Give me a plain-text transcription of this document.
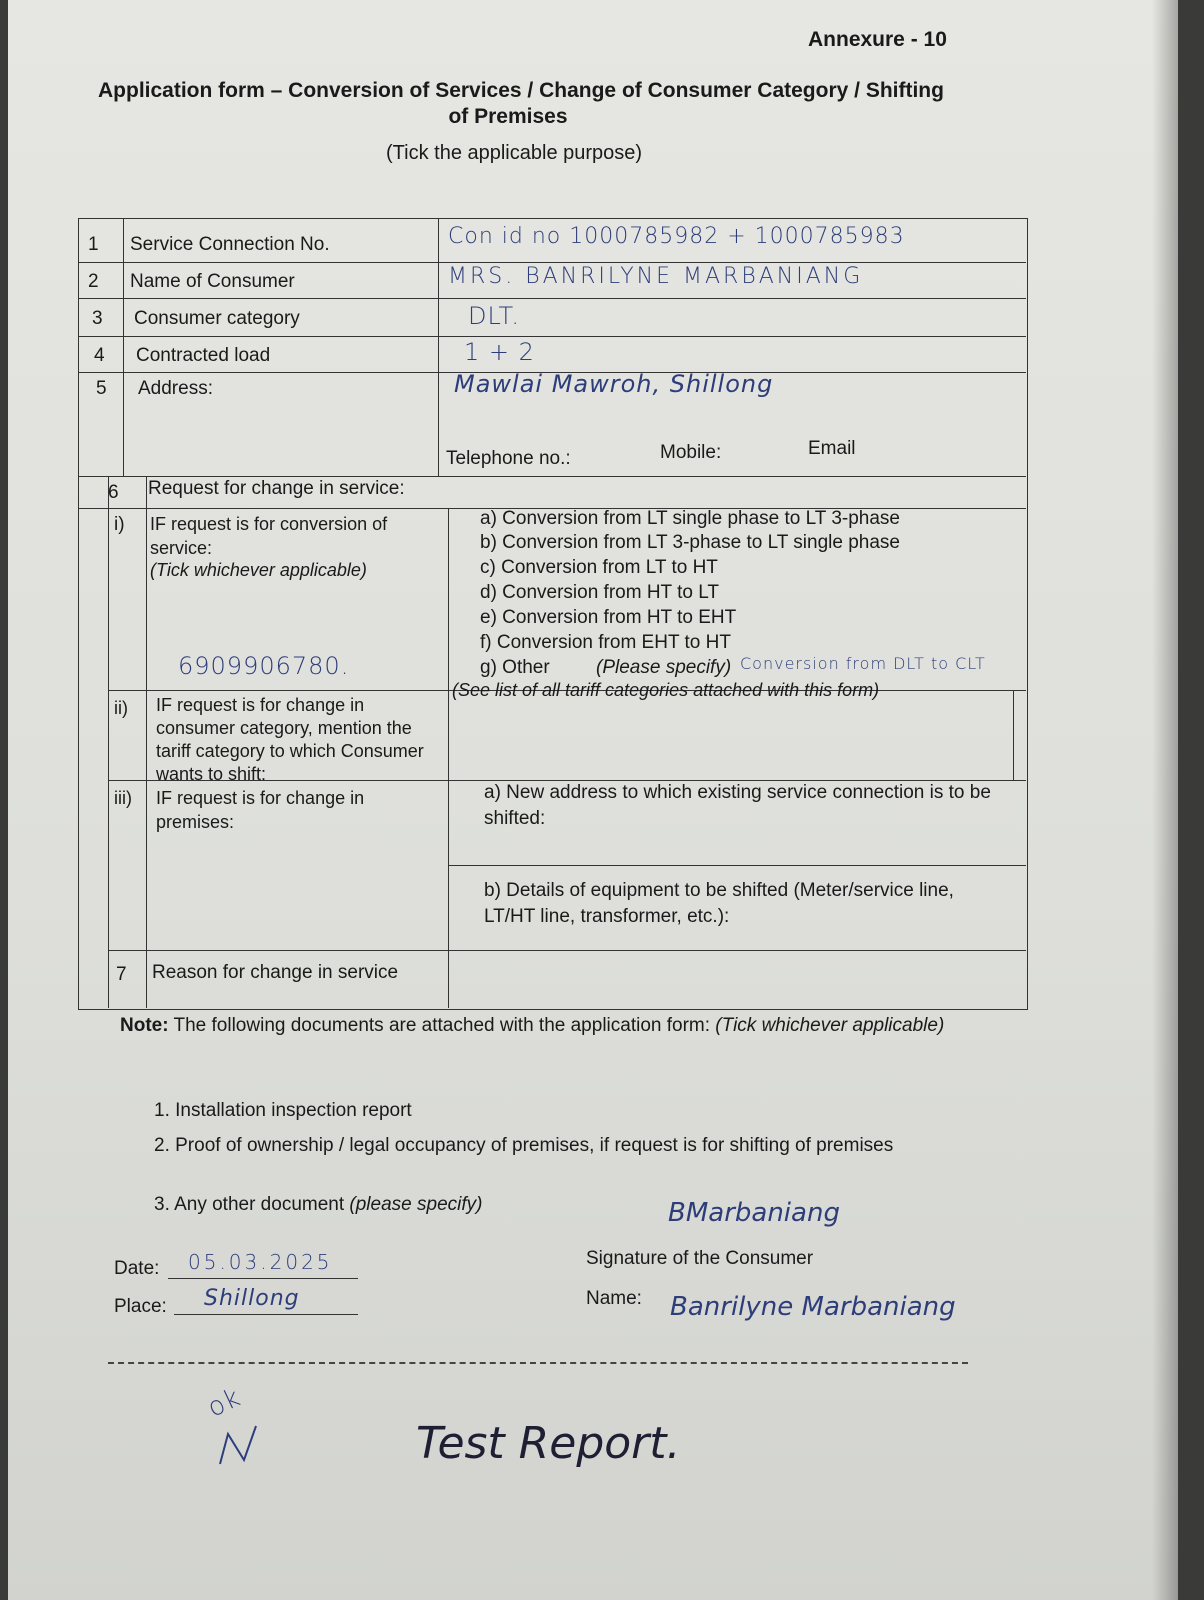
Annexure - 10
Application form – Conversion of Services / Change of Consumer Category / Shifting
of Premises
(Tick the applicable purpose)
1 Service Connection No.	Con id no 1000785982 + 1000785983
2 Name of Consumer	MRS. BANRILYNE MARBANIANG
3 Consumer category	DLT.
4 Contracted load	1 + 2
5 Address:	Mawlai Mawroh, Shillong
Telephone no.:	Mobile:	Email
6 Request for change in service:
i) IF request is for conversion of service:
(Tick whichever applicable)
6909906780.
a) Conversion from LT single phase to LT 3-phase
b) Conversion from LT 3-phase to LT single phase
c) Conversion from LT to HT
d) Conversion from HT to LT
e) Conversion from HT to EHT
f) Conversion from EHT to HT
g) Other (Please specify) Conversion from DLT to CLT
(See list of all tariff categories attached with this form)
ii) IF request is for change in consumer category, mention the tariff category to which Consumer wants to shift:
iii) IF request is for change in premises:
a) New address to which existing service connection is to be shifted:
b) Details of equipment to be shifted (Meter/service line, LT/HT line, transformer, etc.):
7 Reason for change in service
Note: The following documents are attached with the application form: (Tick whichever applicable)
1. Installation inspection report
2. Proof of ownership / legal occupancy of premises, if request is for shifting of premises
3. Any other document (please specify)
Date: 05.03.2025
Place: Shillong
BMarbaniang
Signature of the Consumer
Name: Banrilyne Marbaniang
ok
Test Report.
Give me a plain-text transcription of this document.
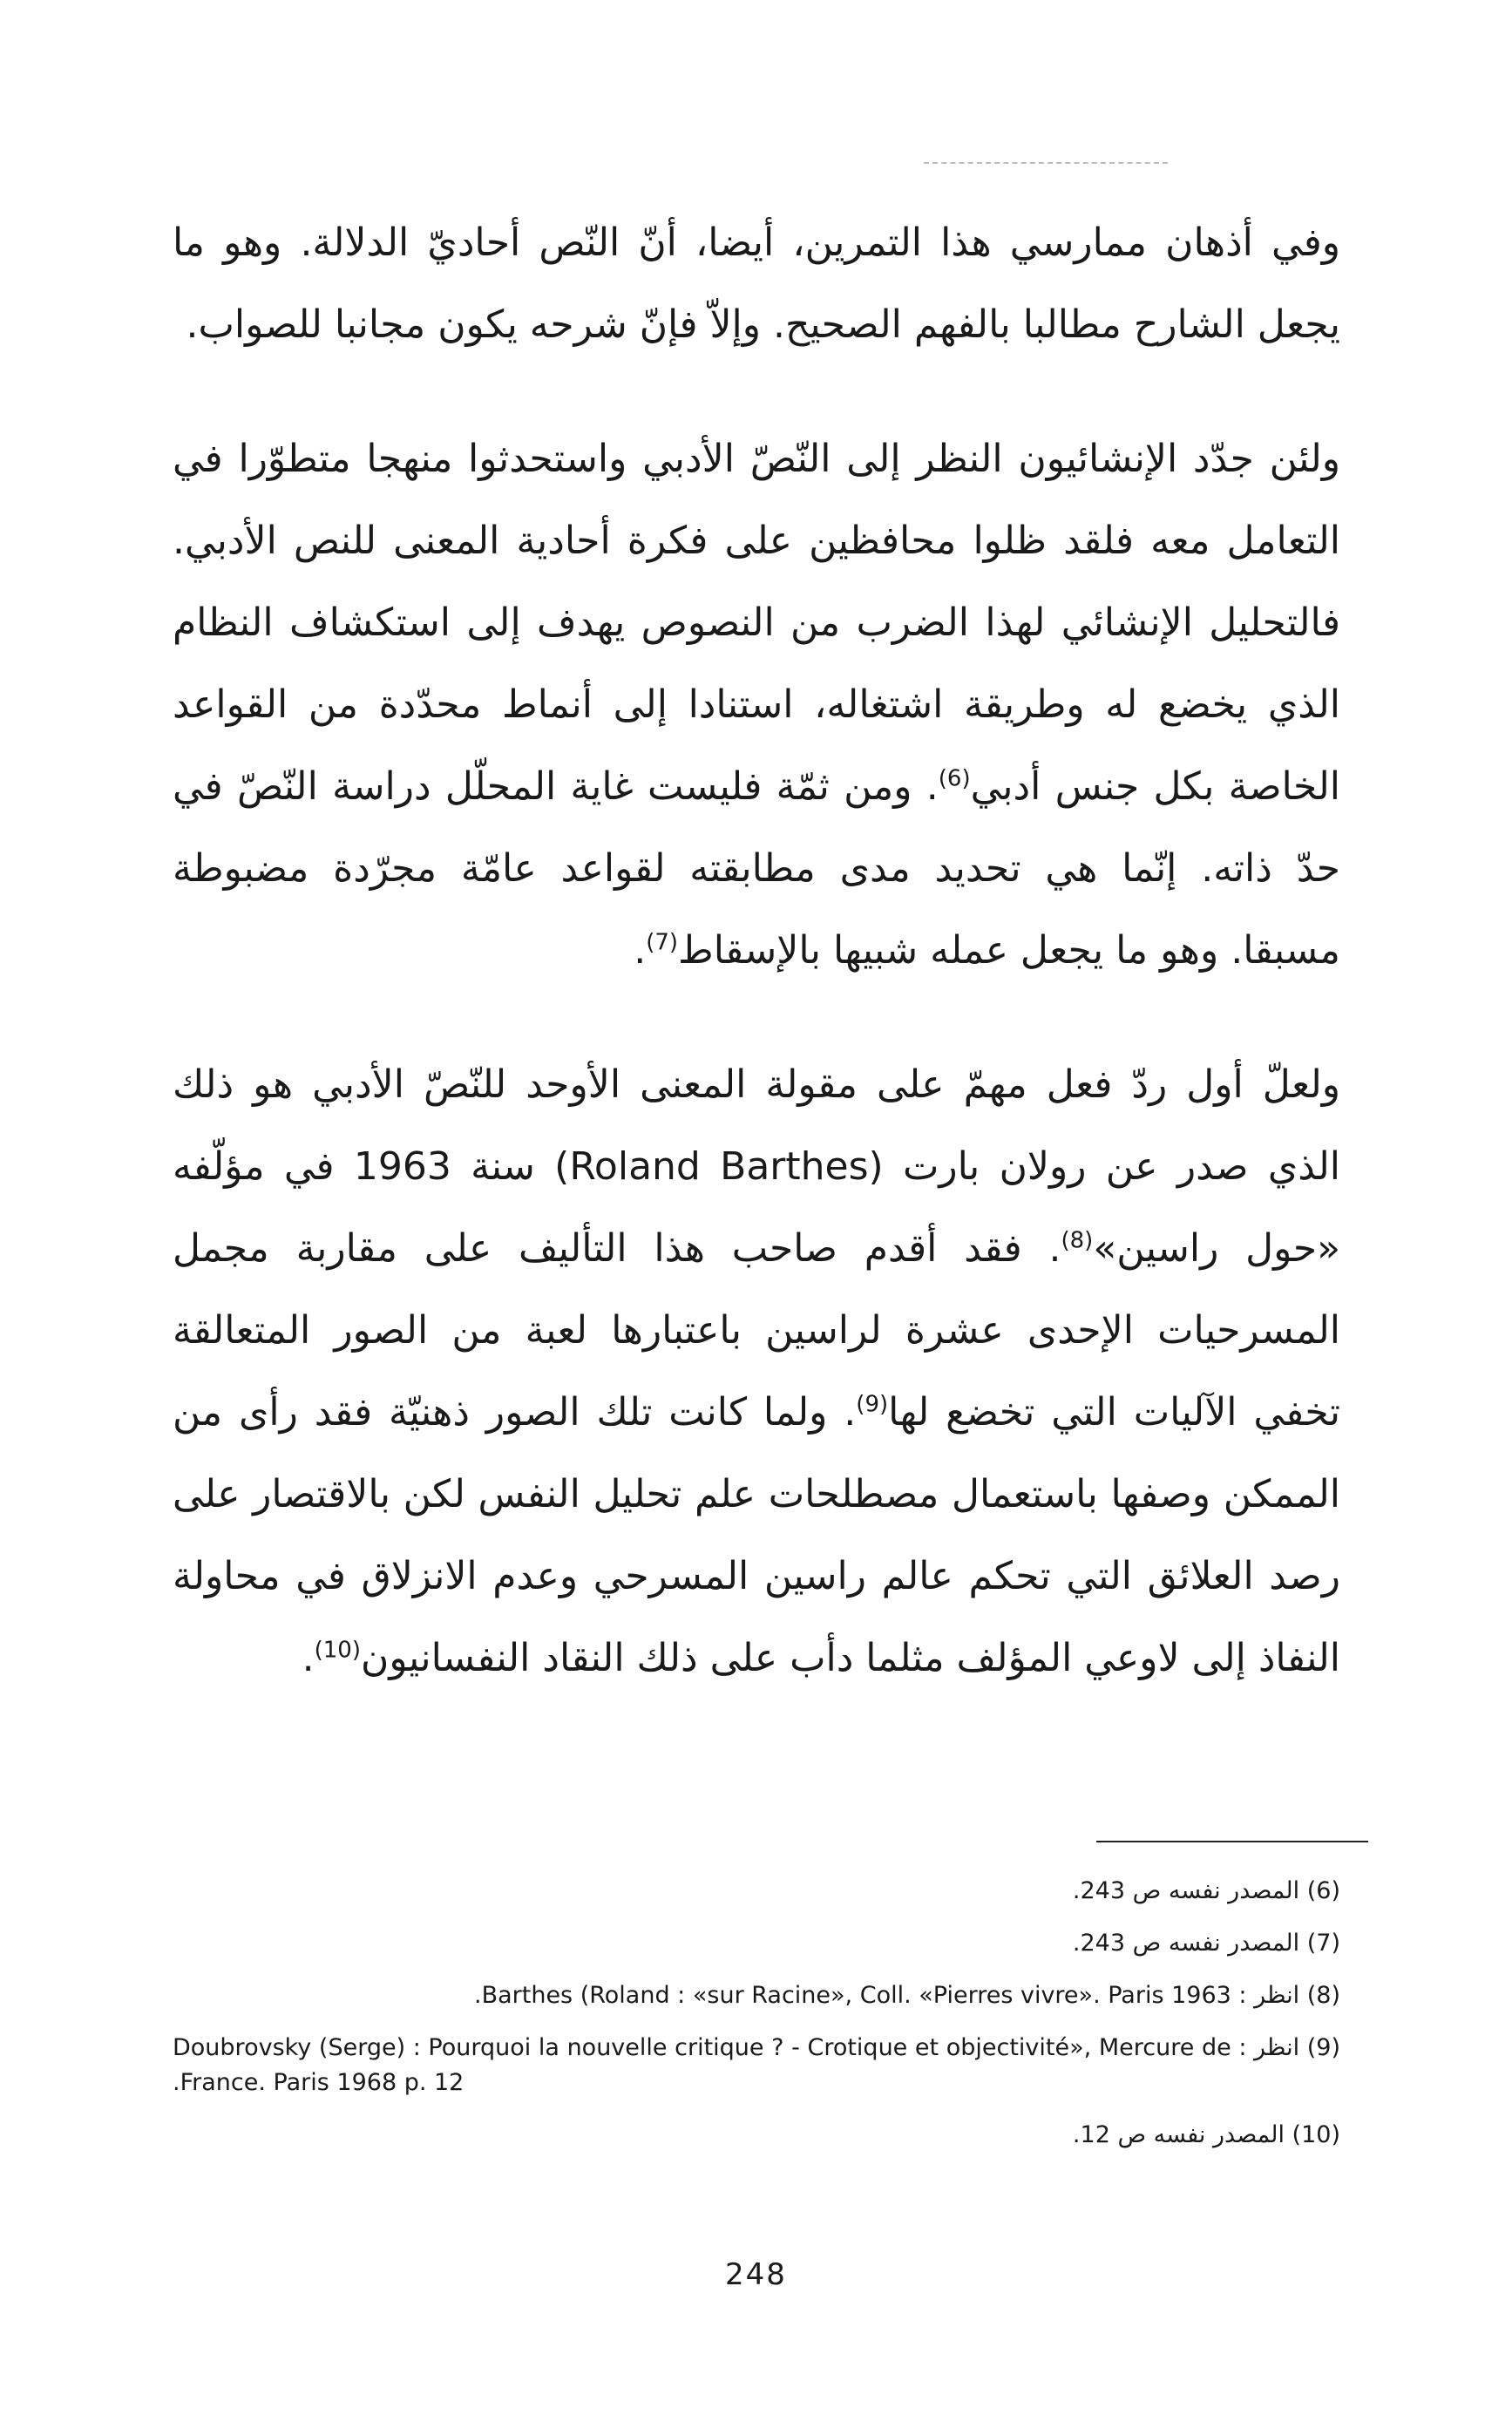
وفي أذهان ممارسي هذا التمرين، أيضا، أنّ النّص أحاديّ الدلالة. وهو ما يجعل الشارح مطالبا بالفهم الصحيح. وإلاّ فإنّ شرحه يكون مجانبا للصواب.

ولئن جدّد الإنشائيون النظر إلى النّصّ الأدبي واستحدثوا منهجا متطوّرا في التعامل معه فلقد ظلوا محافظين على فكرة أحادية المعنى للنص الأدبي. فالتحليل الإنشائي لهذا الضرب من النصوص يهدف إلى استكشاف النظام الذي يخضع له وطريقة اشتغاله، استنادا إلى أنماط محدّدة من القواعد الخاصة بكل جنس أدبي$^{(6)}$. ومن ثمّة فليست غاية المحلّل دراسة النّصّ في حدّ ذاته. إنّما هي تحديد مدى مطابقته لقواعد عامّة مجرّدة مضبوطة مسبقا. وهو ما يجعل عمله شبيها بالإسقاط$^{(7)}$.

ولعلّ أول ردّ فعل مهمّ على مقولة المعنى الأوحد للنّصّ الأدبي هو ذلك الذي صدر عن رولان بارت (Roland Barthes) سنة 1963 في مؤلّفه «حول راسين»$^{(8)}$. فقد أقدم صاحب هذا التأليف على مقاربة مجمل المسرحيات الإحدى عشرة لراسين باعتبارها لعبة من الصور المتعالقة تخفي الآليات التي تخضع لها$^{(9)}$. ولما كانت تلك الصور ذهنيّة فقد رأى من الممكن وصفها باستعمال مصطلحات علم تحليل النفس لكن بالاقتصار على رصد العلائق التي تحكم عالم راسين المسرحي وعدم الانزلاق في محاولة النفاذ إلى لاوعي المؤلف مثلما دأب على ذلك النقاد النفسانيون$^{(10)}$.

(6) المصدر نفسه ص 243.

(7) المصدر نفسه ص 243.

(8) انظر : Barthes (Roland : «sur Racine», Coll. «Pierres vivre». Paris 1963.

(9) انظر : Doubrovsky (Serge) : Pourquoi la nouvelle critique ? - Crotique et objectivité», Mercure de France. Paris 1968 p. 12.

(10) المصدر نفسه ص 12.

248
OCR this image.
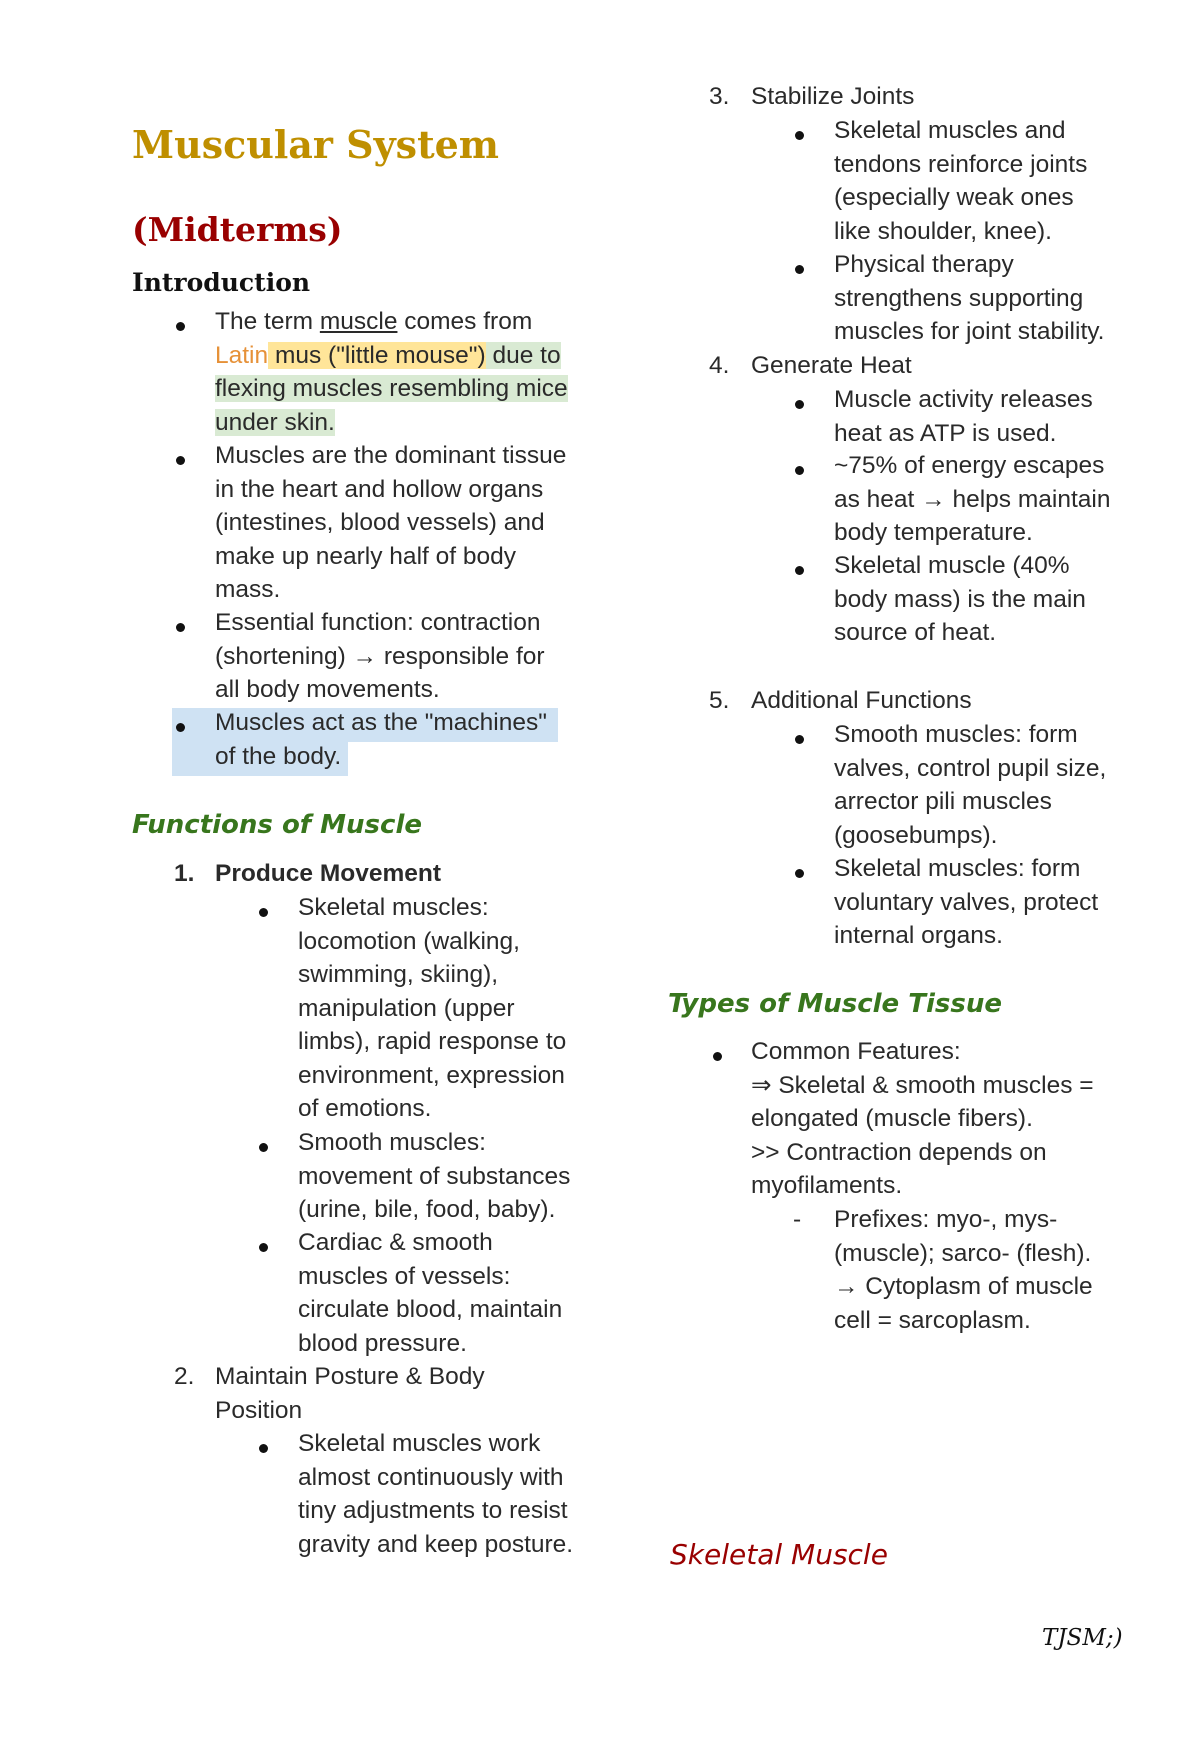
Muscular System
(Midterms)
Introduction
The term muscle comes from
Latin mus ("little mouse") due to
flexing muscles resembling mice
under skin.
Muscles are the dominant tissue
in the heart and hollow organs
(intestines, blood vessels) and
make up nearly half of body
mass.
Essential function: contraction
(shortening) → responsible for
all body movements.
Muscles act as the "machines"
of the body.
Functions of Muscle
1. Produce Movement
Skeletal muscles:
locomotion (walking,
swimming, skiing),
manipulation (upper
limbs), rapid response to
environment, expression
of emotions.
Smooth muscles:
movement of substances
(urine, bile, food, baby).
Cardiac & smooth
muscles of vessels:
circulate blood, maintain
blood pressure.
2. Maintain Posture & Body
Position
Skeletal muscles work
almost continuously with
tiny adjustments to resist
gravity and keep posture.
3. Stabilize Joints
Skeletal muscles and
tendons reinforce joints
(especially weak ones
like shoulder, knee).
Physical therapy
strengthens supporting
muscles for joint stability.
4. Generate Heat
Muscle activity releases
heat as ATP is used.
~75% of energy escapes
as heat → helps maintain
body temperature.
Skeletal muscle (40%
body mass) is the main
source of heat.
5. Additional Functions
Smooth muscles: form
valves, control pupil size,
arrector pili muscles
(goosebumps).
Skeletal muscles: form
voluntary valves, protect
internal organs.
Types of Muscle Tissue
Common Features:
⇒ Skeletal & smooth muscles =
elongated (muscle fibers).
>> Contraction depends on
myofilaments.
- Prefixes: myo-, mys-
(muscle); sarco- (flesh).
→ Cytoplasm of muscle
cell = sarcoplasm.
Skeletal Muscle
TJSM;)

* Problem to solve:
Pick out every line holding the string "المصدر" and return it.

* Correct output:
(6) المصدر نفسه ص 243.
(7) المصدر نفسه ص 243.
(10) المصدر نفسه ص 12.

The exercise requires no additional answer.